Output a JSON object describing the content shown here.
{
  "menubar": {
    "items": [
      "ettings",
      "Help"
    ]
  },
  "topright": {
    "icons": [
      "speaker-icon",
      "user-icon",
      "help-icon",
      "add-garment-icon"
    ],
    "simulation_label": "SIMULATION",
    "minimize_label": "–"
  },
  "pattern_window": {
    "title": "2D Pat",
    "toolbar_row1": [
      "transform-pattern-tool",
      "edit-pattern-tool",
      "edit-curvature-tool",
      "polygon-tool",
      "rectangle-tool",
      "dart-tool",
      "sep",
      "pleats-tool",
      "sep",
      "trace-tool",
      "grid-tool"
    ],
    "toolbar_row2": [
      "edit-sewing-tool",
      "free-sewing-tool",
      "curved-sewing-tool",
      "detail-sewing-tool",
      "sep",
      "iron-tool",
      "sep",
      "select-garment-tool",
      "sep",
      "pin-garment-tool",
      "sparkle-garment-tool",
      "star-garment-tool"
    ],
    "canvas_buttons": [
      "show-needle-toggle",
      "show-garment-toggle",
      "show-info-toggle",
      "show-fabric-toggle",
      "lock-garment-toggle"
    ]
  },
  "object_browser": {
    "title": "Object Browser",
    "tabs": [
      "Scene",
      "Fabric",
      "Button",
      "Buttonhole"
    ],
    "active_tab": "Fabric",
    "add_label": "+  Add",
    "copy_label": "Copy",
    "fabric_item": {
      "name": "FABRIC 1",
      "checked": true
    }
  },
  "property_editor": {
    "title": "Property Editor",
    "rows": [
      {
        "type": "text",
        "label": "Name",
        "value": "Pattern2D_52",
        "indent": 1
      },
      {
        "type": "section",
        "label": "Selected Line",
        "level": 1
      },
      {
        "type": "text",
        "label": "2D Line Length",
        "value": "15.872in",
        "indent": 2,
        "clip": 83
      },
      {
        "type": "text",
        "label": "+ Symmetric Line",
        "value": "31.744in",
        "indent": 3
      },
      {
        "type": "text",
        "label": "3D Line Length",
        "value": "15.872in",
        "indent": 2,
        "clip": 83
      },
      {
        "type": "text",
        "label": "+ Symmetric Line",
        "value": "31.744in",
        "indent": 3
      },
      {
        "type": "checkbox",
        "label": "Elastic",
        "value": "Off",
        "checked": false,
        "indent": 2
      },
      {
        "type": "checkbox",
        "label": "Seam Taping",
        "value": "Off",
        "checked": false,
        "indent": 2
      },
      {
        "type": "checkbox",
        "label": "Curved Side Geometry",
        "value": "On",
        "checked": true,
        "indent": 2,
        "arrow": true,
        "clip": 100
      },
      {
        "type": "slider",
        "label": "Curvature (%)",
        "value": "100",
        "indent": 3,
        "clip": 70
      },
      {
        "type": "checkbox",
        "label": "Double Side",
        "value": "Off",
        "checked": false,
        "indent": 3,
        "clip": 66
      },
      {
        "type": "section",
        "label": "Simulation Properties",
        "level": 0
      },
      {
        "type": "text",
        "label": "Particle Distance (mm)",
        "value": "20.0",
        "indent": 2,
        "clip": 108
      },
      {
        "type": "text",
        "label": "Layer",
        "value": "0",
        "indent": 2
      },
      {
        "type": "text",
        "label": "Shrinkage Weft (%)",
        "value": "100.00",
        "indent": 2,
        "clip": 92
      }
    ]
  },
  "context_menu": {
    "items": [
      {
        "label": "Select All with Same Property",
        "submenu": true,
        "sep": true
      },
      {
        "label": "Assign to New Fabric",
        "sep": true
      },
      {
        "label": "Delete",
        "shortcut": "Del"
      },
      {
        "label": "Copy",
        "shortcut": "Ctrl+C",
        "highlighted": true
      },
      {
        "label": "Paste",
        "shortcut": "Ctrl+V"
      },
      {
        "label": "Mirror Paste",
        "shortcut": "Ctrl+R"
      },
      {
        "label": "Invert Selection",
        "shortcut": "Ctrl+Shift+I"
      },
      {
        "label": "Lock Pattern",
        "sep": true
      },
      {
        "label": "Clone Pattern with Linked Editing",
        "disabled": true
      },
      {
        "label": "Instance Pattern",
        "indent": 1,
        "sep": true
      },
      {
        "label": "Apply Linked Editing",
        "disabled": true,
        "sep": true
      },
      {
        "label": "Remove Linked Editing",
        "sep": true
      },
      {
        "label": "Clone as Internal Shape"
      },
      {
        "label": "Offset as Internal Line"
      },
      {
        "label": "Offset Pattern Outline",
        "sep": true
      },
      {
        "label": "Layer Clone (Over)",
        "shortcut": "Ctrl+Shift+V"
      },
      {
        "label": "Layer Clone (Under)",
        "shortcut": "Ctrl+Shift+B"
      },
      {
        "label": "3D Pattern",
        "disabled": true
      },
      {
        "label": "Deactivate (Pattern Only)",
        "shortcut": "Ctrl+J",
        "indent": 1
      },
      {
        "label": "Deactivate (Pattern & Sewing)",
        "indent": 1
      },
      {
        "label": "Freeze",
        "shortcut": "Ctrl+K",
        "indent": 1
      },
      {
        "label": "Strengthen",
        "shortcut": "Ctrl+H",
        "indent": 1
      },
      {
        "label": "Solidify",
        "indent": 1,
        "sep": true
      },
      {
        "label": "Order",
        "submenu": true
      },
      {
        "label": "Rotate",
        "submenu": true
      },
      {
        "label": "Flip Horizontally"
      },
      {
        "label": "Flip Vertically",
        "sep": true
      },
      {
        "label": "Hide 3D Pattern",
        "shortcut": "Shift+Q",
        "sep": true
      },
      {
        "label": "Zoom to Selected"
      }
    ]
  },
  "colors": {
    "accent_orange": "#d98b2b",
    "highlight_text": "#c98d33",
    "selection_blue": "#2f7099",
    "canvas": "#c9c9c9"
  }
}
◆ ◆ ◆ ◆ ◆ ◆ ◆
DESCRIPTION OF THE TASK: Type the material above out again, exactly.

FINAL ANSWER:
Output a JSON object describing the content shown here.
{
  "menubar": {
    "items": [
      "ettings",
      "Help"
    ]
  },
  "topright": {
    "icons": [
      "speaker-icon",
      "user-icon",
      "help-icon",
      "add-garment-icon"
    ],
    "simulation_label": "SIMULATION",
    "minimize_label": "–"
  },
  "pattern_window": {
    "title": "2D Pat",
    "toolbar_row1": [
      "transform-pattern-tool",
      "edit-pattern-tool",
      "edit-curvature-tool",
      "polygon-tool",
      "rectangle-tool",
      "dart-tool",
      "sep",
      "pleats-tool",
      "sep",
      "trace-tool",
      "grid-tool"
    ],
    "toolbar_row2": [
      "edit-sewing-tool",
      "free-sewing-tool",
      "curved-sewing-tool",
      "detail-sewing-tool",
      "sep",
      "iron-tool",
      "sep",
      "select-garment-tool",
      "sep",
      "pin-garment-tool",
      "sparkle-garment-tool",
      "star-garment-tool"
    ],
    "canvas_buttons": [
      "show-needle-toggle",
      "show-garment-toggle",
      "show-info-toggle",
      "show-fabric-toggle",
      "lock-garment-toggle"
    ]
  },
  "object_browser": {
    "title": "Object Browser",
    "tabs": [
      "Scene",
      "Fabric",
      "Button",
      "Buttonhole"
    ],
    "active_tab": "Fabric",
    "add_label": "+  Add",
    "copy_label": "Copy",
    "fabric_item": {
      "name": "FABRIC 1",
      "checked": true
    }
  },
  "property_editor": {
    "title": "Property Editor",
    "rows": [
      {
        "type": "text",
        "label": "Name",
        "value": "Pattern2D_52",
        "indent": 1
      },
      {
        "type": "section",
        "label": "Selected Line",
        "level": 1
      },
      {
        "type": "text",
        "label": "2D Line Length",
        "value": "15.872in",
        "indent": 2,
        "clip": 83
      },
      {
        "type": "text",
        "label": "+ Symmetric Line",
        "value": "31.744in",
        "indent": 3
      },
      {
        "type": "text",
        "label": "3D Line Length",
        "value": "15.872in",
        "indent": 2,
        "clip": 83
      },
      {
        "type": "text",
        "label": "+ Symmetric Line",
        "value": "31.744in",
        "indent": 3
      },
      {
        "type": "checkbox",
        "label": "Elastic",
        "value": "Off",
        "checked": false,
        "indent": 2
      },
      {
        "type": "checkbox",
        "label": "Seam Taping",
        "value": "Off",
        "checked": false,
        "indent": 2
      },
      {
        "type": "checkbox",
        "label": "Curved Side Geometry",
        "value": "On",
        "checked": true,
        "indent": 2,
        "arrow": true,
        "clip": 100
      },
      {
        "type": "slider",
        "label": "Curvature (%)",
        "value": "100",
        "indent": 3,
        "clip": 70
      },
      {
        "type": "checkbox",
        "label": "Double Side",
        "value": "Off",
        "checked": false,
        "indent": 3,
        "clip": 66
      },
      {
        "type": "section",
        "label": "Simulation Properties",
        "level": 0
      },
      {
        "type": "text",
        "label": "Particle Distance (mm)",
        "value": "20.0",
        "indent": 2,
        "clip": 108
      },
      {
        "type": "text",
        "label": "Layer",
        "value": "0",
        "indent": 2
      },
      {
        "type": "text",
        "label": "Shrinkage Weft (%)",
        "value": "100.00",
        "indent": 2,
        "clip": 92
      }
    ]
  },
  "context_menu": {
    "items": [
      {
        "label": "Select All with Same Property",
        "submenu": true,
        "sep": true
      },
      {
        "label": "Assign to New Fabric",
        "sep": true
      },
      {
        "label": "Delete",
        "shortcut": "Del"
      },
      {
        "label": "Copy",
        "shortcut": "Ctrl+C",
        "highlighted": true
      },
      {
        "label": "Paste",
        "shortcut": "Ctrl+V"
      },
      {
        "label": "Mirror Paste",
        "shortcut": "Ctrl+R"
      },
      {
        "label": "Invert Selection",
        "shortcut": "Ctrl+Shift+I"
      },
      {
        "label": "Lock Pattern",
        "sep": true
      },
      {
        "label": "Clone Pattern with Linked Editing",
        "disabled": true
      },
      {
        "label": "Instance Pattern",
        "indent": 1,
        "sep": true
      },
      {
        "label": "Apply Linked Editing",
        "disabled": true,
        "sep": true
      },
      {
        "label": "Remove Linked Editing",
        "sep": true
      },
      {
        "label": "Clone as Internal Shape"
      },
      {
        "label": "Offset as Internal Line"
      },
      {
        "label": "Offset Pattern Outline",
        "sep": true
      },
      {
        "label": "Layer Clone (Over)",
        "shortcut": "Ctrl+Shift+V"
      },
      {
        "label": "Layer Clone (Under)",
        "shortcut": "Ctrl+Shift+B"
      },
      {
        "label": "3D Pattern",
        "disabled": true
      },
      {
        "label": "Deactivate (Pattern Only)",
        "shortcut": "Ctrl+J",
        "indent": 1
      },
      {
        "label": "Deactivate (Pattern & Sewing)",
        "indent": 1
      },
      {
        "label": "Freeze",
        "shortcut": "Ctrl+K",
        "indent": 1
      },
      {
        "label": "Strengthen",
        "shortcut": "Ctrl+H",
        "indent": 1
      },
      {
        "label": "Solidify",
        "indent": 1,
        "sep": true
      },
      {
        "label": "Order",
        "submenu": true
      },
      {
        "label": "Rotate",
        "submenu": true
      },
      {
        "label": "Flip Horizontally"
      },
      {
        "label": "Flip Vertically",
        "sep": true
      },
      {
        "label": "Hide 3D Pattern",
        "shortcut": "Shift+Q",
        "sep": true
      },
      {
        "label": "Zoom to Selected"
      }
    ]
  },
  "colors": {
    "accent_orange": "#d98b2b",
    "highlight_text": "#c98d33",
    "selection_blue": "#2f7099",
    "canvas": "#c9c9c9"
  }
}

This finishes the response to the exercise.